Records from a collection
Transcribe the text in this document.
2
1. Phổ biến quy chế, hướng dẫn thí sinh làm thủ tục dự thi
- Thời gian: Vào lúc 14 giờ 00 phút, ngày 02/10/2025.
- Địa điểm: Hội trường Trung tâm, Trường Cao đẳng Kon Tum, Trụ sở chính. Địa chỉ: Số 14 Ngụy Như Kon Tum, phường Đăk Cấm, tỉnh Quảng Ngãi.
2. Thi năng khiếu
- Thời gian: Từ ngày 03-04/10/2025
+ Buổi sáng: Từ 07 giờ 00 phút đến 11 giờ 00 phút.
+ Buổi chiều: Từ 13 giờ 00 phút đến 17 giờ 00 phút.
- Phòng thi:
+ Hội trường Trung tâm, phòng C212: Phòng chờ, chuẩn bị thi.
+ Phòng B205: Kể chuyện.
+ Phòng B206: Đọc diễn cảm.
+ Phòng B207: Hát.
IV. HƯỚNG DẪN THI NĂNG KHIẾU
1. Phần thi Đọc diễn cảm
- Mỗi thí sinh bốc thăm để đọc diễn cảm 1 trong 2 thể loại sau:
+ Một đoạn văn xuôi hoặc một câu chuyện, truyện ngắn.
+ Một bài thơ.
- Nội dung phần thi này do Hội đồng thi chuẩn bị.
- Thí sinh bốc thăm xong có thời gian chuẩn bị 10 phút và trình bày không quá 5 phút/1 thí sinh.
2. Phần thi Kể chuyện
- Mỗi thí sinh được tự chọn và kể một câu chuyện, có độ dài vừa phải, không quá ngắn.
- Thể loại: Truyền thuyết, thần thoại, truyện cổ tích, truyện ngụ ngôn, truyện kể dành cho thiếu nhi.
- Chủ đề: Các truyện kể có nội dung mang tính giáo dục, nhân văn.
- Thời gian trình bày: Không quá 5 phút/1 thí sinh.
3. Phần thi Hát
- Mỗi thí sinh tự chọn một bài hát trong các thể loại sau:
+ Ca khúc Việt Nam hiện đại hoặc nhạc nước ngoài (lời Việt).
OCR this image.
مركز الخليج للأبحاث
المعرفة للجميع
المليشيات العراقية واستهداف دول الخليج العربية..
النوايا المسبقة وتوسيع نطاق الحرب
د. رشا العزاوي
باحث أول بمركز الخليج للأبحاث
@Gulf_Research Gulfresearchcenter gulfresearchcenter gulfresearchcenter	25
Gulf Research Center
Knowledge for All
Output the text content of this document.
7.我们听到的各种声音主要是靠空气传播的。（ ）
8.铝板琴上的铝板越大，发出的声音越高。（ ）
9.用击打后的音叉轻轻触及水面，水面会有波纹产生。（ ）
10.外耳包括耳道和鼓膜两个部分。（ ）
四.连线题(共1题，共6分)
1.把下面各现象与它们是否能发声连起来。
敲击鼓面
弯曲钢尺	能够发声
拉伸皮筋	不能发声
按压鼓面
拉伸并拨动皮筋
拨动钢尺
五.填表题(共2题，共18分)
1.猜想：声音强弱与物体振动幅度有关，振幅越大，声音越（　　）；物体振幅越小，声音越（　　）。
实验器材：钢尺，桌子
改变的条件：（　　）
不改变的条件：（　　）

--- Goal of the exercise ---
Show the lines of the records that contain the word "sinh".

--- Task solution ---
1. Phổ biến quy chế, hướng dẫn thí sinh làm thủ tục dự thi
- Mỗi thí sinh bốc thăm để đọc diễn cảm 1 trong 2 thể loại sau:
- Thí sinh bốc thăm xong có thời gian chuẩn bị 10 phút và trình bày không quá 5 phút/1 thí sinh.
- Mỗi thí sinh được tự chọn và kể một câu chuyện, có độ dài vừa phải, không quá ngắn.
- Thời gian trình bày: Không quá 5 phút/1 thí sinh.
- Mỗi thí sinh tự chọn một bài hát trong các thể loại sau:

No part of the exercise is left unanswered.